--- BEGIN Source data ---
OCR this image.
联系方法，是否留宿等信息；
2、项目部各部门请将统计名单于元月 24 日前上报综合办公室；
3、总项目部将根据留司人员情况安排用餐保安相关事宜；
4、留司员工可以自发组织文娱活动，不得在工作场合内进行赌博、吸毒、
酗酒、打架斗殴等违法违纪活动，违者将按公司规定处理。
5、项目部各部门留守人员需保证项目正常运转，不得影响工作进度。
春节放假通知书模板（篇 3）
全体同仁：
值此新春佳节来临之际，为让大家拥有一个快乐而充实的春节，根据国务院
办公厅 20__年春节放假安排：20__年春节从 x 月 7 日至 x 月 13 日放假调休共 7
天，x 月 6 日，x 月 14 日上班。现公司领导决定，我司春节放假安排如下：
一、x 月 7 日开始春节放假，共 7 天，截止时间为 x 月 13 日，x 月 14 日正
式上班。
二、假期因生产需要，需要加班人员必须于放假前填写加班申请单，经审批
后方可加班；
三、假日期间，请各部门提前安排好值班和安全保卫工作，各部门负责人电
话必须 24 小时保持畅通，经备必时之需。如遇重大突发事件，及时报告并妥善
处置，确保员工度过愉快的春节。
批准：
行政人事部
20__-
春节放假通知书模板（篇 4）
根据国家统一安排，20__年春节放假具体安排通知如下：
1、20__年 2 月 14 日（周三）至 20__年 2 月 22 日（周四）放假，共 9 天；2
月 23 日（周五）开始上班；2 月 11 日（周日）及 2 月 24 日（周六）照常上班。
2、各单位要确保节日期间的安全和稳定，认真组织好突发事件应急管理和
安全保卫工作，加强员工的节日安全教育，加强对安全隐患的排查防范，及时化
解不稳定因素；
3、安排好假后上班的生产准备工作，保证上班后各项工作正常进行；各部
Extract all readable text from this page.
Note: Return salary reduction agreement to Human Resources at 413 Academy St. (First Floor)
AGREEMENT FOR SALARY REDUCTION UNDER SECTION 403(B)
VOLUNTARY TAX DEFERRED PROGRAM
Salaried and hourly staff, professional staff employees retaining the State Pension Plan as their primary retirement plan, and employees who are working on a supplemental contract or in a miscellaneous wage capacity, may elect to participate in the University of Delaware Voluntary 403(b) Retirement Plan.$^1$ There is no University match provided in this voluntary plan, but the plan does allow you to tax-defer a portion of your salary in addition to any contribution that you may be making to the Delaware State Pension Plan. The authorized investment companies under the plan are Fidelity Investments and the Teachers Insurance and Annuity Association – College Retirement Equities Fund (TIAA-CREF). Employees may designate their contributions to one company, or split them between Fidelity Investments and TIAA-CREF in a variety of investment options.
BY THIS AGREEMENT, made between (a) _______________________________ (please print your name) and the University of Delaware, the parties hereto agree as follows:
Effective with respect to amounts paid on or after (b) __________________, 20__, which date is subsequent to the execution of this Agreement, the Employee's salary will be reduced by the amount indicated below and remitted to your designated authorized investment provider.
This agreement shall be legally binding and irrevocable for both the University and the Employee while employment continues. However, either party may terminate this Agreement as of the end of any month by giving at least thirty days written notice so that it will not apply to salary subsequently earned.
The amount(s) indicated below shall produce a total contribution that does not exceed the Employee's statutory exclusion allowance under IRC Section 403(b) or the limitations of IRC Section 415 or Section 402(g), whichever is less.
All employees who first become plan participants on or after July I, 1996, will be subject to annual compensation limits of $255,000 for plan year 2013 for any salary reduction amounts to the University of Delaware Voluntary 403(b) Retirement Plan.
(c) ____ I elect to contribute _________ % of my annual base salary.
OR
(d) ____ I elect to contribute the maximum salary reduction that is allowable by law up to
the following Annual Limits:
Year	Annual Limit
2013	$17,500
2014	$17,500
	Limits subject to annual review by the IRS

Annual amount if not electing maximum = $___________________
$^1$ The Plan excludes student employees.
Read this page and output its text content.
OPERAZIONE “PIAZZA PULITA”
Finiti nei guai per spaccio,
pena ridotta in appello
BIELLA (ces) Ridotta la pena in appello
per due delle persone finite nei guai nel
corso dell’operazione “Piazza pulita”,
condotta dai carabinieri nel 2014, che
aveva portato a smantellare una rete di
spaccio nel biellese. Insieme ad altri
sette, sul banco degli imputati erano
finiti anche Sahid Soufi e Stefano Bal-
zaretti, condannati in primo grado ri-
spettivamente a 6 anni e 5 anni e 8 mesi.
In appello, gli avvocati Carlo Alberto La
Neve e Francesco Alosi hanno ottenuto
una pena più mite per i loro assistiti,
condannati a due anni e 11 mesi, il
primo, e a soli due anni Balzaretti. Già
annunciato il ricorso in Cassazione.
--- END Source data ---
Tally the lines containing "between". Provide the number without any other words.

2